## WHAT THIS TASK INVOLVES
Rename "Sunset" to "Dusk" throughout the lines of the listing from the one containing "67, 235, 91]" through the one containing "day-info: Sunrise: 6:25 AM Sunset: 5:44", inclusive. Reproduce only those lines, with everything else left unchanged.

[Records in a dataset]
────────────────────
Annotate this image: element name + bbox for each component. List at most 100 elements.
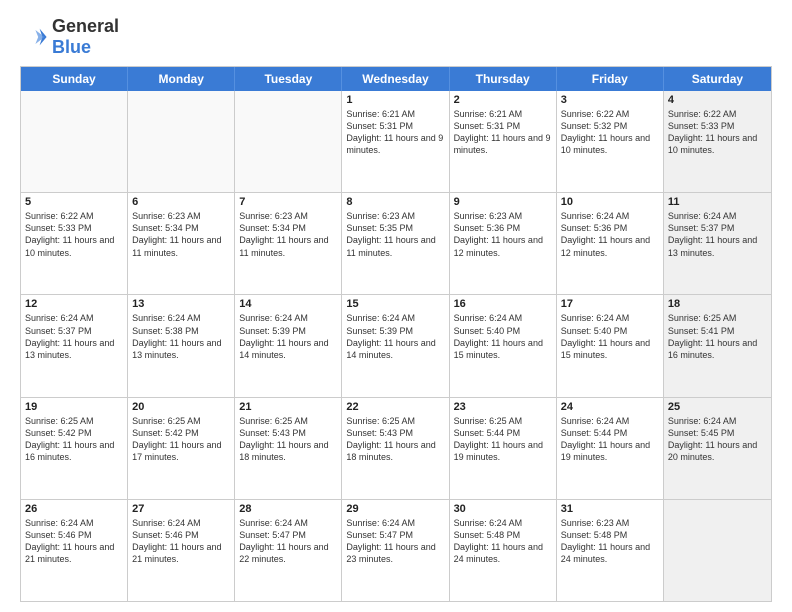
header-monday: Monday	[128, 67, 235, 91]
day-cell-20: 20 Sunrise: 6:25 AM Sunset: 5:42 PM Dayli…	[128, 398, 235, 499]
day-cell-13: 13 Sunrise: 6:24 AM Sunset: 5:38 PM Dayli…	[128, 295, 235, 396]
day-cell-17: 17 Sunrise: 6:24 AM Sunset: 5:40 PM Dayli…	[557, 295, 664, 396]
day-number: 6	[132, 196, 230, 208]
day-cell-7: 7 Sunrise: 6:23 AM Sunset: 5:34 PM Daylig…	[235, 193, 342, 294]
page: General Blue SundayMondayTuesdayWednesda…	[0, 0, 792, 612]
day-cell-11: 11Sunrise: 6:24 AM Sunset: 5:37 PM Dayli…	[664, 193, 771, 294]
header-sunday: Sunday	[21, 67, 128, 91]
day-cell-24: 24 Sunrise: 6:24 AM Sunset: 5:44 PM Dayli…	[557, 398, 664, 499]
day-cell-27: 27Sunrise: 6:24 AM Sunset: 5:46 PM Dayli…	[128, 500, 235, 601]
day-info: Sunrise: 6:24 AM Sunset: 5:47 PM Dayligh…	[239, 517, 337, 566]
day-info: Sunrise: 6:25 AM Sunset: 5:44 PM Dayligh…	[454, 415, 552, 464]
day-info: Sunrise: 6:23 AM Sunset: 5:36 PM Dayligh…	[454, 210, 552, 259]
day-cell-16: 16Sunrise: 6:24 AM Sunset: 5:40 PM Dayli…	[450, 295, 557, 396]
day-number: 18	[668, 298, 767, 310]
day-cell-1: 1 Sunrise: 6:21 AM Sunset: 5:31 PM Daylig…	[342, 91, 449, 192]
day-info: Sunrise: 6:24 AM Sunset: 5:38 PM Dayligh…	[132, 312, 230, 361]
day-info: Sunrise: 6:24 AM Sunset: 5:37 PM Dayligh…	[668, 210, 767, 259]
day-number: 12	[25, 298, 123, 310]
logo-general: General	[52, 16, 119, 36]
header-wednesday: Wednesday	[342, 67, 449, 91]
day-cell-8: 8 Sunrise: 6:23 AM Sunset: 5:35 PM Daylig…	[342, 193, 449, 294]
day-cell-3: 3 Sunrise: 6:22 AM Sunset: 5:32 PM Daylig…	[557, 91, 664, 192]
day-number: 17	[561, 298, 659, 310]
header: General Blue	[20, 16, 772, 58]
day-cell-5: 5 Sunrise: 6:22 AM Sunset: 5:33 PM Daylig…	[21, 193, 128, 294]
day-number: 28	[239, 503, 337, 515]
day-number: 19	[25, 401, 123, 413]
day-number: 3	[561, 94, 659, 106]
day-info: Sunrise: 6:24 AM Sunset: 5:44 PM Dayligh…	[561, 415, 659, 464]
header-friday: Friday	[557, 67, 664, 91]
day-number: 31	[561, 503, 659, 515]
day-info: Sunrise: 6:24 AM Sunset: 5:48 PM Dayligh…	[454, 517, 552, 566]
day-number: 27	[132, 503, 230, 515]
day-cell-2: 2 Sunrise: 6:21 AM Sunset: 5:31 PM Daylig…	[450, 91, 557, 192]
day-info: Sunrise: 6:25 AM Sunset: 5:42 PM Dayligh…	[132, 415, 230, 464]
generalblue-logo-icon	[20, 23, 48, 51]
day-number: 15	[346, 298, 444, 310]
day-number: 8	[346, 196, 444, 208]
empty-cell	[128, 91, 235, 192]
day-number: 22	[346, 401, 444, 413]
day-cell-15: 15 Sunrise: 6:24 AM Sunset: 5:39 PM Dayli…	[342, 295, 449, 396]
empty-cell	[21, 91, 128, 192]
day-cell-30: 30Sunrise: 6:24 AM Sunset: 5:48 PM Dayli…	[450, 500, 557, 601]
day-info: Sunrise: 6:24 AM Sunset: 5:39 PM Dayligh…	[346, 312, 444, 361]
day-info: Sunrise: 6:23 AM Sunset: 5:48 PM Dayligh…	[561, 517, 659, 566]
day-cell-31: 31 Sunrise: 6:23 AM Sunset: 5:48 PM Dayli…	[557, 500, 664, 601]
header-tuesday: Tuesday	[235, 67, 342, 91]
day-cell-12: 12 Sunrise: 6:24 AM Sunset: 5:37 PM Dayli…	[21, 295, 128, 396]
day-number: 23	[454, 401, 552, 413]
day-number: 2	[454, 94, 552, 106]
day-info: Sunrise: 6:22 AM Sunset: 5:32 PM Dayligh…	[561, 108, 659, 157]
day-cell-23: 23 Sunrise: 6:25 AM Sunset: 5:44 PM Dayli…	[450, 398, 557, 499]
day-info: Sunrise: 6:22 AM Sunset: 5:33 PM Dayligh…	[668, 108, 767, 157]
day-info: Sunrise: 6:23 AM Sunset: 5:34 PM Dayligh…	[132, 210, 230, 259]
day-info: Sunrise: 6:25 AM Sunset: 5:41 PM Dayligh…	[668, 312, 767, 361]
day-info: Sunrise: 6:24 AM Sunset: 5:37 PM Dayligh…	[25, 312, 123, 361]
calendar: SundayMondayTuesdayWednesdayThursdayFrid…	[20, 66, 772, 602]
day-number: 5	[25, 196, 123, 208]
day-number: 13	[132, 298, 230, 310]
day-info: Sunrise: 6:24 AM Sunset: 5:45 PM Dayligh…	[668, 415, 767, 464]
empty-cell	[664, 500, 771, 601]
calendar-body: 1 Sunrise: 6:21 AM Sunset: 5:31 PM Daylig…	[21, 91, 771, 601]
week-row-2: 5 Sunrise: 6:22 AM Sunset: 5:33 PM Daylig…	[21, 193, 771, 295]
day-info: Sunrise: 6:25 AM Sunset: 5:43 PM Dayligh…	[239, 415, 337, 464]
day-cell-6: 6 Sunrise: 6:23 AM Sunset: 5:34 PM Daylig…	[128, 193, 235, 294]
header-thursday: Thursday	[450, 67, 557, 91]
day-number: 14	[239, 298, 337, 310]
calendar-header: SundayMondayTuesdayWednesdayThursdayFrid…	[21, 67, 771, 91]
day-number: 29	[346, 503, 444, 515]
day-info: Sunrise: 6:24 AM Sunset: 5:40 PM Dayligh…	[561, 312, 659, 361]
day-cell-25: 25 Sunrise: 6:24 AM Sunset: 5:45 PM Dayli…	[664, 398, 771, 499]
header-saturday: Saturday	[664, 67, 771, 91]
day-number: 16	[454, 298, 552, 310]
day-cell-14: 14 Sunrise: 6:24 AM Sunset: 5:39 PM Dayli…	[235, 295, 342, 396]
day-info: Sunrise: 6:22 AM Sunset: 5:33 PM Dayligh…	[25, 210, 123, 259]
day-info: Sunrise: 6:23 AM Sunset: 5:34 PM Dayligh…	[239, 210, 337, 259]
day-number: 9	[454, 196, 552, 208]
week-row-4: 19 Sunrise: 6:25 AM Sunset: 5:42 PM Dayli…	[21, 398, 771, 500]
day-info: Sunrise: 6:24 AM Sunset: 5:39 PM Dayligh…	[239, 312, 337, 361]
day-cell-4: 4 Sunrise: 6:22 AM Sunset: 5:33 PM Daylig…	[664, 91, 771, 192]
day-number: 4	[668, 94, 767, 106]
day-info: Sunrise: 6:23 AM Sunset: 5:35 PM Dayligh…	[346, 210, 444, 259]
day-number: 25	[668, 401, 767, 413]
day-number: 7	[239, 196, 337, 208]
day-number: 26	[25, 503, 123, 515]
day-info: Sunrise: 6:21 AM Sunset: 5:31 PM Dayligh…	[346, 108, 444, 157]
day-info: Sunrise: 6:25 AM Sunset: 5:43 PM Dayligh…	[346, 415, 444, 464]
day-number: 24	[561, 401, 659, 413]
day-info: Sunrise: 6:21 AM Sunset: 5:31 PM Dayligh…	[454, 108, 552, 157]
week-row-3: 12 Sunrise: 6:24 AM Sunset: 5:37 PM Dayli…	[21, 295, 771, 397]
week-row-5: 26Sunrise: 6:24 AM Sunset: 5:46 PM Dayli…	[21, 500, 771, 601]
logo-blue: Blue	[52, 37, 91, 57]
day-number: 1	[346, 94, 444, 106]
day-info: Sunrise: 6:24 AM Sunset: 5:47 PM Dayligh…	[346, 517, 444, 566]
day-cell-29: 29 Sunrise: 6:24 AM Sunset: 5:47 PM Dayli…	[342, 500, 449, 601]
day-cell-9: 9 Sunrise: 6:23 AM Sunset: 5:36 PM Daylig…	[450, 193, 557, 294]
day-number: 20	[132, 401, 230, 413]
day-info: Sunrise: 6:24 AM Sunset: 5:36 PM Dayligh…	[561, 210, 659, 259]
────────────────────
## RESULT OF THIS EXERCISE
header-monday: Monday	[128, 67, 235, 91]
day-cell-20: 20 Sunrise: 6:25 AM Dusk: 5:42 PM Dayli…	[128, 398, 235, 499]
day-cell-13: 13 Sunrise: 6:24 AM Dusk: 5:38 PM Dayli…	[128, 295, 235, 396]
day-cell-17: 17 Sunrise: 6:24 AM Dusk: 5:40 PM Dayli…	[557, 295, 664, 396]
day-number: 6	[132, 196, 230, 208]
day-cell-7: 7 Sunrise: 6:23 AM Dusk: 5:34 PM Daylig…	[235, 193, 342, 294]
page: General Blue SundayMondayTuesdayWednesda…	[0, 0, 792, 612]
day-cell-11: 11Sunrise: 6:24 AM Dusk: 5:37 PM Dayli…	[664, 193, 771, 294]
header-sunday: Sunday	[21, 67, 128, 91]
day-cell-24: 24 Sunrise: 6:24 AM Dusk: 5:44 PM Dayli…	[557, 398, 664, 499]
day-cell-27: 27Sunrise: 6:24 AM Dusk: 5:46 PM Dayli…	[128, 500, 235, 601]
day-info: Sunrise: 6:24 AM Dusk: 5:47 PM Dayligh…	[239, 517, 337, 566]
day-info: Sunrise: 6:25 AM Dusk: 5:44 PM Dayligh…	[454, 415, 552, 464]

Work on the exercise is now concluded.